Dataset items
[START]

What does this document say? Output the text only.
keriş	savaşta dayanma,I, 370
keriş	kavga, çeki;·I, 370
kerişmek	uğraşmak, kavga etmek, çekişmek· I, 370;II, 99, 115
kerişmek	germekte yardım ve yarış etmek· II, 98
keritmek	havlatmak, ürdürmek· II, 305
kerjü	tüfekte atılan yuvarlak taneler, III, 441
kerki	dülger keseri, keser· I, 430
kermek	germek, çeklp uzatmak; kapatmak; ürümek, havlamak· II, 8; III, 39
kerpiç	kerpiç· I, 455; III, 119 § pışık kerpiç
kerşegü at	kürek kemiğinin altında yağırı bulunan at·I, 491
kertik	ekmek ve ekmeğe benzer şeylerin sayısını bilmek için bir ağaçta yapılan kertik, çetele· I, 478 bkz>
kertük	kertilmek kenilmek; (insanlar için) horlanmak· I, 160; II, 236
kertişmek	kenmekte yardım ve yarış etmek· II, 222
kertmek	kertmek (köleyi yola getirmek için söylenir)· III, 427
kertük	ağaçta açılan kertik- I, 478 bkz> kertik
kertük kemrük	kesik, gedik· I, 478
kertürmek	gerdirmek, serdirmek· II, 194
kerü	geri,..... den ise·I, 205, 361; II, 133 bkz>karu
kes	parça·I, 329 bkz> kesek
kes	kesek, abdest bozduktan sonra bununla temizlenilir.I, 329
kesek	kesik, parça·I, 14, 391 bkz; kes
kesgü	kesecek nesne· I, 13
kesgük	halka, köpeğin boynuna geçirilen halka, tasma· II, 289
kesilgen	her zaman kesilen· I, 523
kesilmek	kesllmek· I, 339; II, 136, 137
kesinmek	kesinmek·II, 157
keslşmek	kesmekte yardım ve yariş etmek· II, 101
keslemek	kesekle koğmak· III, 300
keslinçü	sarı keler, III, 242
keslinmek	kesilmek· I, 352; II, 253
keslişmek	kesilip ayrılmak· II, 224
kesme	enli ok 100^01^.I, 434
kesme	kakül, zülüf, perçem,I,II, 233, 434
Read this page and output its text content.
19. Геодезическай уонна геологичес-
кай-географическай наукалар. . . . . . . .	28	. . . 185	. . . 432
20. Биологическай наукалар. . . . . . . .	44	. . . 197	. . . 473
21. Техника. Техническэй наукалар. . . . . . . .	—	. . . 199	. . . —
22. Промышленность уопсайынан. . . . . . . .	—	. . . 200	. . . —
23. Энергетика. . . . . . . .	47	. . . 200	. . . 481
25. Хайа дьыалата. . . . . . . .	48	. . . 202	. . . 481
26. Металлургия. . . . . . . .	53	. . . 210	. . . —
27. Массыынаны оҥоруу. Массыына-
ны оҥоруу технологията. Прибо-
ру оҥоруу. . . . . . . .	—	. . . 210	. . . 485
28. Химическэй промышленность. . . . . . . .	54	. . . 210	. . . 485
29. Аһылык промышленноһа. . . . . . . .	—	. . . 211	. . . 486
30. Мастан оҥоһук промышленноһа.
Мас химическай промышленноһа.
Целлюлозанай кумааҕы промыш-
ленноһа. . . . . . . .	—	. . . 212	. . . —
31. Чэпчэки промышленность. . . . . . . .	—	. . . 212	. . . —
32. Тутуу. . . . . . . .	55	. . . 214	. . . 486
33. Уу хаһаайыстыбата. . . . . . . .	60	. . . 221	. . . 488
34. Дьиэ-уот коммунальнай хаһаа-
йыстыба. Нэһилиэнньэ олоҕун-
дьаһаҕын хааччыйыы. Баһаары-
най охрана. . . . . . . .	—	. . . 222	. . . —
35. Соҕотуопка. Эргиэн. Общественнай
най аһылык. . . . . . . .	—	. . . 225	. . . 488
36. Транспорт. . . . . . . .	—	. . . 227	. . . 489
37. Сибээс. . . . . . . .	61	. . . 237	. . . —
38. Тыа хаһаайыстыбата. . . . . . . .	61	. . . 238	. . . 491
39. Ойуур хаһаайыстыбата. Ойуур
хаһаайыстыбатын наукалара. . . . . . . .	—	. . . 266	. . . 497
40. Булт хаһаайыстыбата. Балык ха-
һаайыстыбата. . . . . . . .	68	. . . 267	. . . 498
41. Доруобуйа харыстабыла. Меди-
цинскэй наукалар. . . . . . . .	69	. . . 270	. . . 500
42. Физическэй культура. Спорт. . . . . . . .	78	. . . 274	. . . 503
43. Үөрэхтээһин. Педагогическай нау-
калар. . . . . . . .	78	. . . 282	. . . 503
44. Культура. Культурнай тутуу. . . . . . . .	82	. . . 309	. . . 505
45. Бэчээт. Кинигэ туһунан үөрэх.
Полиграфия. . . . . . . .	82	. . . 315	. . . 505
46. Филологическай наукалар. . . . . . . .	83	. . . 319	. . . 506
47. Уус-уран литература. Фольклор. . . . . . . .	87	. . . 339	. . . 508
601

[END]

Write out all the data again, exactly as it appears.

**THE ANSWER**
What does this document say? Output the text only.
keriş	savaşta dayanma,I, 370
keriş	kavga, çeki;·I, 370
kerişmek	uğraşmak, kavga etmek, çekişmek· I, 370;II, 99, 115
kerişmek	germekte yardım ve yarış etmek· II, 98
keritmek	havlatmak, ürdürmek· II, 305
kerjü	tüfekte atılan yuvarlak taneler, III, 441
kerki	dülger keseri, keser· I, 430
kermek	germek, çeklp uzatmak; kapatmak; ürümek, havlamak· II, 8; III, 39
kerpiç	kerpiç· I, 455; III, 119 § pışık kerpiç
kerşegü at	kürek kemiğinin altında yağırı bulunan at·I, 491
kertik	ekmek ve ekmeğe benzer şeylerin sayısını bilmek için bir ağaçta yapılan kertik, çetele· I, 478 bkz>
kertük	kertilmek kenilmek; (insanlar için) horlanmak· I, 160; II, 236
kertişmek	kenmekte yardım ve yarış etmek· II, 222
kertmek	kertmek (köleyi yola getirmek için söylenir)· III, 427
kertük	ağaçta açılan kertik- I, 478 bkz> kertik
kertük kemrük	kesik, gedik· I, 478
kertürmek	gerdirmek, serdirmek· II, 194
kerü	geri,..... den ise·I, 205, 361; II, 133 bkz>karu
kes	parça·I, 329 bkz> kesek
kes	kesek, abdest bozduktan sonra bununla temizlenilir.I, 329
kesek	kesik, parça·I, 14, 391 bkz; kes
kesgü	kesecek nesne· I, 13
kesgük	halka, köpeğin boynuna geçirilen halka, tasma· II, 289
kesilgen	her zaman kesilen· I, 523
kesilmek	kesllmek· I, 339; II, 136, 137
kesinmek	kesinmek·II, 157
keslşmek	kesmekte yardım ve yariş etmek· II, 101
keslemek	kesekle koğmak· III, 300
keslinçü	sarı keler, III, 242
keslinmek	kesilmek· I, 352; II, 253
keslişmek	kesilip ayrılmak· II, 224
kesme	enli ok 100^01^.I, 434
kesme	kakül, zülüf, perçem,I,II, 233, 434
Read this page and output its text content.
19. Геодезическай уонна геологичес-
кай-географическай наукалар. . . . . . . .	28	. . . 185	. . . 432
20. Биологическай наукалар. . . . . . . .	44	. . . 197	. . . 473
21. Техника. Техническэй наукалар. . . . . . . .	—	. . . 199	. . . —
22. Промышленность уопсайынан. . . . . . . .	—	. . . 200	. . . —
23. Энергетика. . . . . . . .	47	. . . 200	. . . 481
25. Хайа дьыалата. . . . . . . .	48	. . . 202	. . . 481
26. Металлургия. . . . . . . .	53	. . . 210	. . . —
27. Массыынаны оҥоруу. Массыына-
ны оҥоруу технологията. Прибо-
ру оҥоруу. . . . . . . .	—	. . . 210	. . . 485
28. Химическэй промышленность. . . . . . . .	54	. . . 210	. . . 485
29. Аһылык промышленноһа. . . . . . . .	—	. . . 211	. . . 486
30. Мастан оҥоһук промышленноһа.
Мас химическай промышленноһа.
Целлюлозанай кумааҕы промыш-
ленноһа. . . . . . . .	—	. . . 212	. . . —
31. Чэпчэки промышленность. . . . . . . .	—	. . . 212	. . . —
32. Тутуу. . . . . . . .	55	. . . 214	. . . 486
33. Уу хаһаайыстыбата. . . . . . . .	60	. . . 221	. . . 488
34. Дьиэ-уот коммунальнай хаһаа-
йыстыба. Нэһилиэнньэ олоҕун-
дьаһаҕын хааччыйыы. Баһаары-
най охрана. . . . . . . .	—	. . . 222	. . . —
35. Соҕотуопка. Эргиэн. Общественнай
най аһылык. . . . . . . .	—	. . . 225	. . . 488
36. Транспорт. . . . . . . .	—	. . . 227	. . . 489
37. Сибээс. . . . . . . .	61	. . . 237	. . . —
38. Тыа хаһаайыстыбата. . . . . . . .	61	. . . 238	. . . 491
39. Ойуур хаһаайыстыбата. Ойуур
хаһаайыстыбатын наукалара. . . . . . . .	—	. . . 266	. . . 497
40. Булт хаһаайыстыбата. Балык ха-
һаайыстыбата. . . . . . . .	68	. . . 267	. . . 498
41. Доруобуйа харыстабыла. Меди-
цинскэй наукалар. . . . . . . .	69	. . . 270	. . . 500
42. Физическэй культура. Спорт. . . . . . . .	78	. . . 274	. . . 503
43. Үөрэхтээһин. Педагогическай нау-
калар. . . . . . . .	78	. . . 282	. . . 503
44. Культура. Культурнай тутуу. . . . . . . .	82	. . . 309	. . . 505
45. Бэчээт. Кинигэ туһунан үөрэх.
Полиграфия. . . . . . . .	82	. . . 315	. . . 505
46. Филологическай наукалар. . . . . . . .	83	. . . 319	. . . 506
47. Уус-уран литература. Фольклор. . . . . . . .	87	. . . 339	. . . 508
601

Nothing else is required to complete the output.